_Records to process_
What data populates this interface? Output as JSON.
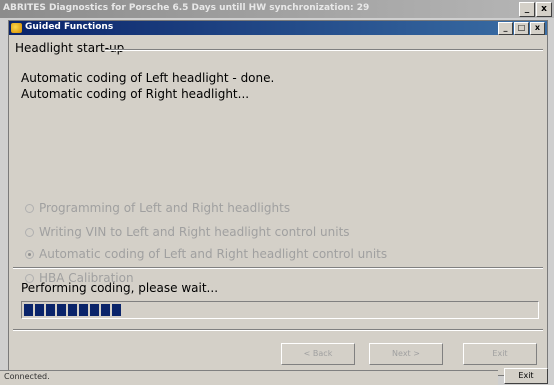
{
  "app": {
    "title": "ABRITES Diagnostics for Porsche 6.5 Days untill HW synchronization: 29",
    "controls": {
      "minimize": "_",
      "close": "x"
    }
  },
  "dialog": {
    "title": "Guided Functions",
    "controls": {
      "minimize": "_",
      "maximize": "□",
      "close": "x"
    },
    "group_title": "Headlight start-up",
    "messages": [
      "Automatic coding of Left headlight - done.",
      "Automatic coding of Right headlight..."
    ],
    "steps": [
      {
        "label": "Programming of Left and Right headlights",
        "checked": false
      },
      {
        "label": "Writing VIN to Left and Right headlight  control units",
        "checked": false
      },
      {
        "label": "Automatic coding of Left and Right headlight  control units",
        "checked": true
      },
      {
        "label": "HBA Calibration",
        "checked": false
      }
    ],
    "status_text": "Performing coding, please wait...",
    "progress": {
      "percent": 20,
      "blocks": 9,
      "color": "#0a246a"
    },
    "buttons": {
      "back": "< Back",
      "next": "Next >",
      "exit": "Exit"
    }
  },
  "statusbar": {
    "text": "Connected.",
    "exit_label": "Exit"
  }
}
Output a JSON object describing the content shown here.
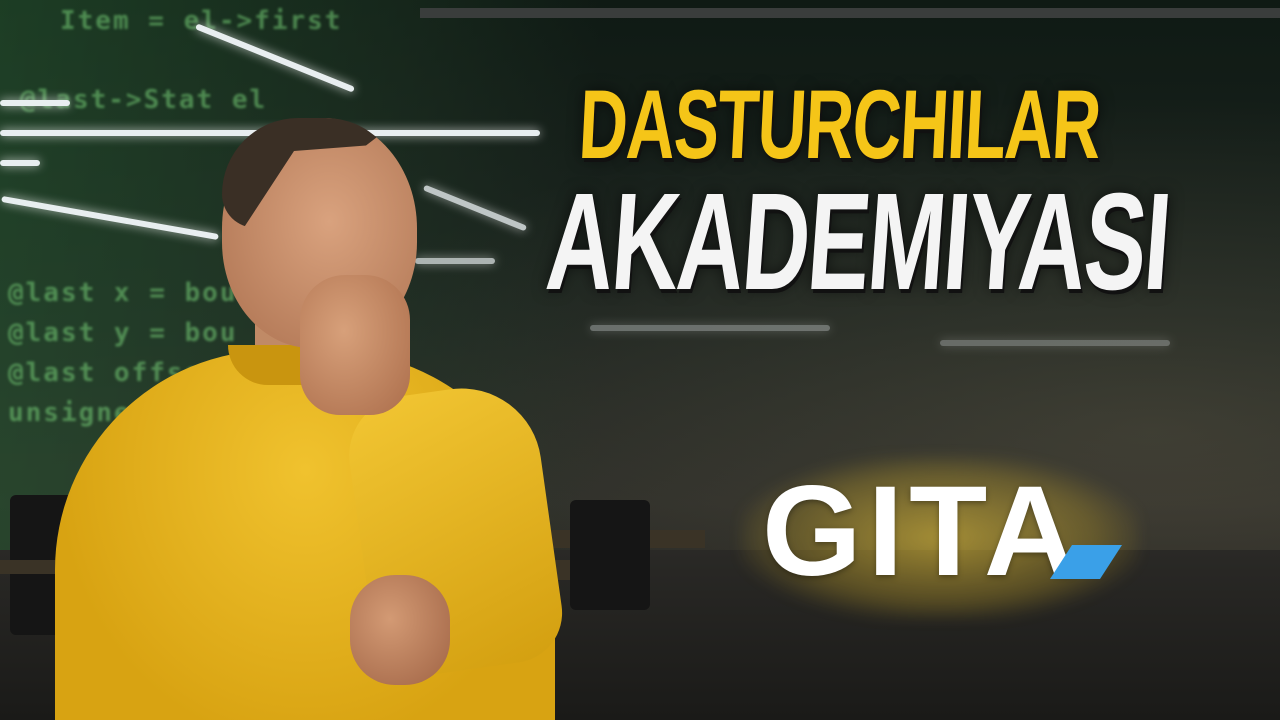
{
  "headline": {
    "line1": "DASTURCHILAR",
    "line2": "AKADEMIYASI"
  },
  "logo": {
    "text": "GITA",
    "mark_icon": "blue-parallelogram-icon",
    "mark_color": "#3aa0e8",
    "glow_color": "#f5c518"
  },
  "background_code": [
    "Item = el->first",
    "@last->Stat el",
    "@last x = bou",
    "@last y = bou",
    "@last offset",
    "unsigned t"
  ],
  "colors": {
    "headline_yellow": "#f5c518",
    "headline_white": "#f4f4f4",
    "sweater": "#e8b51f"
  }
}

_Task statement_
Repeat the entries exactly. Pictures are excluded from the copy.

_Exercise answer_
What data populates this interface? Output as JSON.
{
  "app": {
    "title": "ABRITES Diagnostics for Porsche 6.5 Days untill HW synchronization: 29",
    "controls": {
      "minimize": "_",
      "close": "x"
    }
  },
  "dialog": {
    "title": "Guided Functions",
    "controls": {
      "minimize": "_",
      "maximize": "□",
      "close": "x"
    },
    "group_title": "Headlight start-up",
    "messages": [
      "Automatic coding of Left headlight - done.",
      "Automatic coding of Right headlight..."
    ],
    "steps": [
      {
        "label": "Programming of Left and Right headlights",
        "checked": false
      },
      {
        "label": "Writing VIN to Left and Right headlight  control units",
        "checked": false
      },
      {
        "label": "Automatic coding of Left and Right headlight  control units",
        "checked": true
      },
      {
        "label": "HBA Calibration",
        "checked": false
      }
    ],
    "status_text": "Performing coding, please wait...",
    "progress": {
      "percent": 20,
      "blocks": 9,
      "color": "#0a246a"
    },
    "buttons": {
      "back": "< Back",
      "next": "Next >",
      "exit": "Exit"
    }
  },
  "statusbar": {
    "text": "Connected.",
    "exit_label": "Exit"
  }
}
Output a JSON object describing the content shown here.
{
  "headline": {
    "line1": "DASTURCHILAR",
    "line2": "AKADEMIYASI"
  },
  "logo": {
    "text": "GITA",
    "mark_icon": "blue-parallelogram-icon",
    "mark_color": "#3aa0e8",
    "glow_color": "#f5c518"
  },
  "background_code": [
    "Item = el->first",
    "@last->Stat el",
    "@last x = bou",
    "@last y = bou",
    "@last offset",
    "unsigned t"
  ],
  "colors": {
    "headline_yellow": "#f5c518",
    "headline_white": "#f4f4f4",
    "sweater": "#e8b51f"
  }
}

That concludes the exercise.